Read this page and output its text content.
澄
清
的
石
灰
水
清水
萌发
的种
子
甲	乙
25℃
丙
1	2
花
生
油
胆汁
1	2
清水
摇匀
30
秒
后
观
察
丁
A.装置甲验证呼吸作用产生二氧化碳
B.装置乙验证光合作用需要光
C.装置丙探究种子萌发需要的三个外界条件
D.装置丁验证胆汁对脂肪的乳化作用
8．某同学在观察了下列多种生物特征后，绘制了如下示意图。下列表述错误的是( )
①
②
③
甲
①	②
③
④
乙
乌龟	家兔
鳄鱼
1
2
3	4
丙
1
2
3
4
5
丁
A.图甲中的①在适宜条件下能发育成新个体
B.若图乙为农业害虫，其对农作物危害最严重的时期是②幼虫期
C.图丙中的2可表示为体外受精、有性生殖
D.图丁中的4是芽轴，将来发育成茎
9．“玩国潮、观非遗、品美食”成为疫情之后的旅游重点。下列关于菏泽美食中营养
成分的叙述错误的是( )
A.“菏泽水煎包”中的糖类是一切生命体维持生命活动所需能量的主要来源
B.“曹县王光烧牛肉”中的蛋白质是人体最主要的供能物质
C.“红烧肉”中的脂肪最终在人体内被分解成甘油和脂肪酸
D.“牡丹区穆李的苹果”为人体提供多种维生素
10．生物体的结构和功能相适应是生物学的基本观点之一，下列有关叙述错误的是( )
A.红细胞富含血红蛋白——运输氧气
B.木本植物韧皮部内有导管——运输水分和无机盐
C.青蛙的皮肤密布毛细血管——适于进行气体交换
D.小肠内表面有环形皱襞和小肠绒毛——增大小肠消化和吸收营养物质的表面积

#### Task goal
Write the entire listing out again, word for word.

#### Exercise answer
Read this page and output its text content.
澄
清
的
石
灰
水
清水
萌发
的种
子
甲	乙
25℃
丙
1	2
花
生
油
胆汁
1	2
清水
摇匀
30
秒
后
观
察
丁
A.装置甲验证呼吸作用产生二氧化碳
B.装置乙验证光合作用需要光
C.装置丙探究种子萌发需要的三个外界条件
D.装置丁验证胆汁对脂肪的乳化作用
8．某同学在观察了下列多种生物特征后，绘制了如下示意图。下列表述错误的是( )
①
②
③
甲
①	②
③
④
乙
乌龟	家兔
鳄鱼
1
2
3	4
丙
1
2
3
4
5
丁
A.图甲中的①在适宜条件下能发育成新个体
B.若图乙为农业害虫，其对农作物危害最严重的时期是②幼虫期
C.图丙中的2可表示为体外受精、有性生殖
D.图丁中的4是芽轴，将来发育成茎
9．“玩国潮、观非遗、品美食”成为疫情之后的旅游重点。下列关于菏泽美食中营养
成分的叙述错误的是( )
A.“菏泽水煎包”中的糖类是一切生命体维持生命活动所需能量的主要来源
B.“曹县王光烧牛肉”中的蛋白质是人体最主要的供能物质
C.“红烧肉”中的脂肪最终在人体内被分解成甘油和脂肪酸
D.“牡丹区穆李的苹果”为人体提供多种维生素
10．生物体的结构和功能相适应是生物学的基本观点之一，下列有关叙述错误的是( )
A.红细胞富含血红蛋白——运输氧气
B.木本植物韧皮部内有导管——运输水分和无机盐
C.青蛙的皮肤密布毛细血管——适于进行气体交换
D.小肠内表面有环形皱襞和小肠绒毛——增大小肠消化和吸收营养物质的表面积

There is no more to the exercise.